** start DATA EXTRACT **

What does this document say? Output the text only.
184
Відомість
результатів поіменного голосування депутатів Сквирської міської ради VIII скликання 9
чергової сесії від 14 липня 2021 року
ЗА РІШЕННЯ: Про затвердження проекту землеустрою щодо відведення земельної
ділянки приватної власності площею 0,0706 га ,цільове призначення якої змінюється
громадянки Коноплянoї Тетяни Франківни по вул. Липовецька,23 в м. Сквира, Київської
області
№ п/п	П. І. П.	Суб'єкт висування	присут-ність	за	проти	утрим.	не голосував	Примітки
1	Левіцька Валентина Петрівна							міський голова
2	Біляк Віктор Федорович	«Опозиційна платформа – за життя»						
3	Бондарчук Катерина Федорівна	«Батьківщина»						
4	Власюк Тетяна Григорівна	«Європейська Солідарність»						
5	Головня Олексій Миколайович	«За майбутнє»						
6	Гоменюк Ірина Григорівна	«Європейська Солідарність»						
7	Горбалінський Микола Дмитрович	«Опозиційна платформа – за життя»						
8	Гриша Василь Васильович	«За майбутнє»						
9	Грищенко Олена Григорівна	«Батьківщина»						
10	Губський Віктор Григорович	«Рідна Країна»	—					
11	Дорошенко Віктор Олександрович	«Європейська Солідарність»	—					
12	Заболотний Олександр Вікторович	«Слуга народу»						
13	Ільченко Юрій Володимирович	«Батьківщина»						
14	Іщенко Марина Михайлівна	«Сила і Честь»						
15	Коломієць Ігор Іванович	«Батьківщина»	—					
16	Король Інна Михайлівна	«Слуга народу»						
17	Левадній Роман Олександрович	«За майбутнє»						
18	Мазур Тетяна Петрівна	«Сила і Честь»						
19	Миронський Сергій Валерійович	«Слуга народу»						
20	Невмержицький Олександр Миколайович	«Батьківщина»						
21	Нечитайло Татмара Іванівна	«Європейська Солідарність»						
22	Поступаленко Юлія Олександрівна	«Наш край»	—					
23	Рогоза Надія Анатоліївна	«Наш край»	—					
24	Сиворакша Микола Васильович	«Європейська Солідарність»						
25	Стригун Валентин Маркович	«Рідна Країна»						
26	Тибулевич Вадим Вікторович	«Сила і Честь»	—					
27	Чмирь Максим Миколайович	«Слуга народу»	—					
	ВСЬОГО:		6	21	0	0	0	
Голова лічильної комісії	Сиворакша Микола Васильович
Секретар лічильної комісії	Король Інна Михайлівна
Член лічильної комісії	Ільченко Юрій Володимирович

** end DATA EXTRACT **

### WHAT IS ASKED
Output the records exactly, including every line.

### FINISHED TASK
What does this document say? Output the text only.
184
Відомість
результатів поіменного голосування депутатів Сквирської міської ради VIII скликання 9
чергової сесії від 14 липня 2021 року
ЗА РІШЕННЯ: Про затвердження проекту землеустрою щодо відведення земельної
ділянки приватної власності площею 0,0706 га ,цільове призначення якої змінюється
громадянки Коноплянoї Тетяни Франківни по вул. Липовецька,23 в м. Сквира, Київської
області
№ п/п	П. І. П.	Суб'єкт висування	присут-ність	за	проти	утрим.	не голосував	Примітки
1	Левіцька Валентина Петрівна							міський голова
2	Біляк Віктор Федорович	«Опозиційна платформа – за життя»						
3	Бондарчук Катерина Федорівна	«Батьківщина»						
4	Власюк Тетяна Григорівна	«Європейська Солідарність»						
5	Головня Олексій Миколайович	«За майбутнє»						
6	Гоменюк Ірина Григорівна	«Європейська Солідарність»						
7	Горбалінський Микола Дмитрович	«Опозиційна платформа – за життя»						
8	Гриша Василь Васильович	«За майбутнє»						
9	Грищенко Олена Григорівна	«Батьківщина»						
10	Губський Віктор Григорович	«Рідна Країна»	—					
11	Дорошенко Віктор Олександрович	«Європейська Солідарність»	—					
12	Заболотний Олександр Вікторович	«Слуга народу»						
13	Ільченко Юрій Володимирович	«Батьківщина»						
14	Іщенко Марина Михайлівна	«Сила і Честь»						
15	Коломієць Ігор Іванович	«Батьківщина»	—					
16	Король Інна Михайлівна	«Слуга народу»						
17	Левадній Роман Олександрович	«За майбутнє»						
18	Мазур Тетяна Петрівна	«Сила і Честь»						
19	Миронський Сергій Валерійович	«Слуга народу»						
20	Невмержицький Олександр Миколайович	«Батьківщина»						
21	Нечитайло Татмара Іванівна	«Європейська Солідарність»						
22	Поступаленко Юлія Олександрівна	«Наш край»	—					
23	Рогоза Надія Анатоліївна	«Наш край»	—					
24	Сиворакша Микола Васильович	«Європейська Солідарність»						
25	Стригун Валентин Маркович	«Рідна Країна»						
26	Тибулевич Вадим Вікторович	«Сила і Честь»	—					
27	Чмирь Максим Миколайович	«Слуга народу»	—					
	ВСЬОГО:		6	21	0	0	0	
Голова лічильної комісії	Сиворакша Микола Васильович
Секретар лічильної комісії	Король Інна Михайлівна
Член лічильної комісії	Ільченко Юрій Володимирович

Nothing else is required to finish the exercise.